* **Task prompt**: Copy out the entries below in full and exactly.
┄┄┄┄┄┄┄┄┄┄┄┄┄┄┄┄┄┄┄┄
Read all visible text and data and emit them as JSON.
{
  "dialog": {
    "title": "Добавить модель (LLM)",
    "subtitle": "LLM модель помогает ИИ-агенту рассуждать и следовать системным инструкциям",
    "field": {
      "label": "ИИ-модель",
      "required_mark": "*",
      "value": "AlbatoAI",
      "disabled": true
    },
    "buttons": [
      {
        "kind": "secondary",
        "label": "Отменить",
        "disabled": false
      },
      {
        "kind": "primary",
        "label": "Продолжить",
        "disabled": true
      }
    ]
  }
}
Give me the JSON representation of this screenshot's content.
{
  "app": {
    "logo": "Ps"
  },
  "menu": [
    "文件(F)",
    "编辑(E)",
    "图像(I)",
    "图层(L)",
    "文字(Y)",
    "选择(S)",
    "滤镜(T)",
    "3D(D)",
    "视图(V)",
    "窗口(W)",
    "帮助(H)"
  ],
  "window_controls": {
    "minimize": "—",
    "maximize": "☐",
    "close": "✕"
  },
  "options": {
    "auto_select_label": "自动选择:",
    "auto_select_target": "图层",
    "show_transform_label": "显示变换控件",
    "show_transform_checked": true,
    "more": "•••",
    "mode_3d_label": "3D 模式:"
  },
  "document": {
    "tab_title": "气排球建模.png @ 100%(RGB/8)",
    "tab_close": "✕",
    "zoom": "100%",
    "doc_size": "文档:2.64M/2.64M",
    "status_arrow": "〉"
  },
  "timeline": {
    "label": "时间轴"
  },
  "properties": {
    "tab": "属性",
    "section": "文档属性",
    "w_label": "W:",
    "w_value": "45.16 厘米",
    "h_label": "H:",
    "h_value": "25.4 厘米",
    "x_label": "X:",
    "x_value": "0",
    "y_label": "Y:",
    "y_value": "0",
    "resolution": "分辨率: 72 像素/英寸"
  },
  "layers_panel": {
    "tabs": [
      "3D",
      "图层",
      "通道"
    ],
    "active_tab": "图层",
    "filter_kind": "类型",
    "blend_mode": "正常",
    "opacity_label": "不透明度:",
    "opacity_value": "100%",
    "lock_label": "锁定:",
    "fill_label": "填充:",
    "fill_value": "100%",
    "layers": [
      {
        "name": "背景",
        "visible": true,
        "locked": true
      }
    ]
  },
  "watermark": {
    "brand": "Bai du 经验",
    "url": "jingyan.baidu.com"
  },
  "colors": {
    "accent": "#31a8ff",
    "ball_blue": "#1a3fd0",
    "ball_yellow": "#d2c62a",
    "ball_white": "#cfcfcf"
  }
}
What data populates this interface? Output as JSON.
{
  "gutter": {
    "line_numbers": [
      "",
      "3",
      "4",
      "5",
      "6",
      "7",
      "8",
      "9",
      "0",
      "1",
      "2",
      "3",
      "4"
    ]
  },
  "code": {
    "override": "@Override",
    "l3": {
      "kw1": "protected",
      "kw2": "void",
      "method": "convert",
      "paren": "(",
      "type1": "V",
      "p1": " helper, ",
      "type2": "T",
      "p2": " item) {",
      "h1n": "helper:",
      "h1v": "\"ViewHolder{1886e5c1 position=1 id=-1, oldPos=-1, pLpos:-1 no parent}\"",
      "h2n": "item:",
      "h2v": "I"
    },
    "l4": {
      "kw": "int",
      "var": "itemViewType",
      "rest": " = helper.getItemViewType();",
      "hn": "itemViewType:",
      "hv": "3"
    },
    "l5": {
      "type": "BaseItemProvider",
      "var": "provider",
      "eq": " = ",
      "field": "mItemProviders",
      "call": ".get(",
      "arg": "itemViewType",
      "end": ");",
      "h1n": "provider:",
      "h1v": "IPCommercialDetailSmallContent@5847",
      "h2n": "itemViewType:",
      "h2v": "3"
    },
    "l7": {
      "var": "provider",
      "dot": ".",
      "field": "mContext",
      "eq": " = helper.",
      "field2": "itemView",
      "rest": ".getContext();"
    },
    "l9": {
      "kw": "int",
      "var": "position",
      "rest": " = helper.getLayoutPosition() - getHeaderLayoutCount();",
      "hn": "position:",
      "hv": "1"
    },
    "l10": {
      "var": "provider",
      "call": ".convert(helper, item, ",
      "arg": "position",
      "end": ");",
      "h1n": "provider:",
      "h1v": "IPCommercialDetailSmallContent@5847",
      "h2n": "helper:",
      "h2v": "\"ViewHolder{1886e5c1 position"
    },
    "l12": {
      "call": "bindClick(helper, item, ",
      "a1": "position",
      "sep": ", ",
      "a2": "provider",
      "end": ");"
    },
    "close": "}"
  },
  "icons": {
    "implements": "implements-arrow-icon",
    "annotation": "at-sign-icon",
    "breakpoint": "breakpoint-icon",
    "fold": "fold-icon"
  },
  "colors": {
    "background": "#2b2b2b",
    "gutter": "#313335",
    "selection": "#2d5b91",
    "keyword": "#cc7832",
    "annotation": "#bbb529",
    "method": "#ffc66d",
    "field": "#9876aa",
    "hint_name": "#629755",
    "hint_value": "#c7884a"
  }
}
┄┄┄┄┄┄┄┄┄┄┄┄┄┄┄┄┄┄┄┄
* **Answer to this problem**:
Read all visible text and data and emit them as JSON.
{
  "dialog": {
    "title": "Добавить модель (LLM)",
    "subtitle": "LLM модель помогает ИИ-агенту рассуждать и следовать системным инструкциям",
    "field": {
      "label": "ИИ-модель",
      "required_mark": "*",
      "value": "AlbatoAI",
      "disabled": true
    },
    "buttons": [
      {
        "kind": "secondary",
        "label": "Отменить",
        "disabled": false
      },
      {
        "kind": "primary",
        "label": "Продолжить",
        "disabled": true
      }
    ]
  }
}
Give me the JSON representation of this screenshot's content.
{
  "app": {
    "logo": "Ps"
  },
  "menu": [
    "文件(F)",
    "编辑(E)",
    "图像(I)",
    "图层(L)",
    "文字(Y)",
    "选择(S)",
    "滤镜(T)",
    "3D(D)",
    "视图(V)",
    "窗口(W)",
    "帮助(H)"
  ],
  "window_controls": {
    "minimize": "—",
    "maximize": "☐",
    "close": "✕"
  },
  "options": {
    "auto_select_label": "自动选择:",
    "auto_select_target": "图层",
    "show_transform_label": "显示变换控件",
    "show_transform_checked": true,
    "more": "•••",
    "mode_3d_label": "3D 模式:"
  },
  "document": {
    "tab_title": "气排球建模.png @ 100%(RGB/8)",
    "tab_close": "✕",
    "zoom": "100%",
    "doc_size": "文档:2.64M/2.64M",
    "status_arrow": "〉"
  },
  "timeline": {
    "label": "时间轴"
  },
  "properties": {
    "tab": "属性",
    "section": "文档属性",
    "w_label": "W:",
    "w_value": "45.16 厘米",
    "h_label": "H:",
    "h_value": "25.4 厘米",
    "x_label": "X:",
    "x_value": "0",
    "y_label": "Y:",
    "y_value": "0",
    "resolution": "分辨率: 72 像素/英寸"
  },
  "layers_panel": {
    "tabs": [
      "3D",
      "图层",
      "通道"
    ],
    "active_tab": "图层",
    "filter_kind": "类型",
    "blend_mode": "正常",
    "opacity_label": "不透明度:",
    "opacity_value": "100%",
    "lock_label": "锁定:",
    "fill_label": "填充:",
    "fill_value": "100%",
    "layers": [
      {
        "name": "背景",
        "visible": true,
        "locked": true
      }
    ]
  },
  "watermark": {
    "brand": "Bai du 经验",
    "url": "jingyan.baidu.com"
  },
  "colors": {
    "accent": "#31a8ff",
    "ball_blue": "#1a3fd0",
    "ball_yellow": "#d2c62a",
    "ball_white": "#cfcfcf"
  }
}
What data populates this interface? Output as JSON.
{
  "gutter": {
    "line_numbers": [
      "",
      "3",
      "4",
      "5",
      "6",
      "7",
      "8",
      "9",
      "0",
      "1",
      "2",
      "3",
      "4"
    ]
  },
  "code": {
    "override": "@Override",
    "l3": {
      "kw1": "protected",
      "kw2": "void",
      "method": "convert",
      "paren": "(",
      "type1": "V",
      "p1": " helper, ",
      "type2": "T",
      "p2": " item) {",
      "h1n": "helper:",
      "h1v": "\"ViewHolder{1886e5c1 position=1 id=-1, oldPos=-1, pLpos:-1 no parent}\"",
      "h2n": "item:",
      "h2v": "I"
    },
    "l4": {
      "kw": "int",
      "var": "itemViewType",
      "rest": " = helper.getItemViewType();",
      "hn": "itemViewType:",
      "hv": "3"
    },
    "l5": {
      "type": "BaseItemProvider",
      "var": "provider",
      "eq": " = ",
      "field": "mItemProviders",
      "call": ".get(",
      "arg": "itemViewType",
      "end": ");",
      "h1n": "provider:",
      "h1v": "IPCommercialDetailSmallContent@5847",
      "h2n": "itemViewType:",
      "h2v": "3"
    },
    "l7": {
      "var": "provider",
      "dot": ".",
      "field": "mContext",
      "eq": " = helper.",
      "field2": "itemView",
      "rest": ".getContext();"
    },
    "l9": {
      "kw": "int",
      "var": "position",
      "rest": " = helper.getLayoutPosition() - getHeaderLayoutCount();",
      "hn": "position:",
      "hv": "1"
    },
    "l10": {
      "var": "provider",
      "call": ".convert(helper, item, ",
      "arg": "position",
      "end": ");",
      "h1n": "provider:",
      "h1v": "IPCommercialDetailSmallContent@5847",
      "h2n": "helper:",
      "h2v": "\"ViewHolder{1886e5c1 position"
    },
    "l12": {
      "call": "bindClick(helper, item, ",
      "a1": "position",
      "sep": ", ",
      "a2": "provider",
      "end": ");"
    },
    "close": "}"
  },
  "icons": {
    "implements": "implements-arrow-icon",
    "annotation": "at-sign-icon",
    "breakpoint": "breakpoint-icon",
    "fold": "fold-icon"
  },
  "colors": {
    "background": "#2b2b2b",
    "gutter": "#313335",
    "selection": "#2d5b91",
    "keyword": "#cc7832",
    "annotation": "#bbb529",
    "method": "#ffc66d",
    "field": "#9876aa",
    "hint_name": "#629755",
    "hint_value": "#c7884a"
  }
}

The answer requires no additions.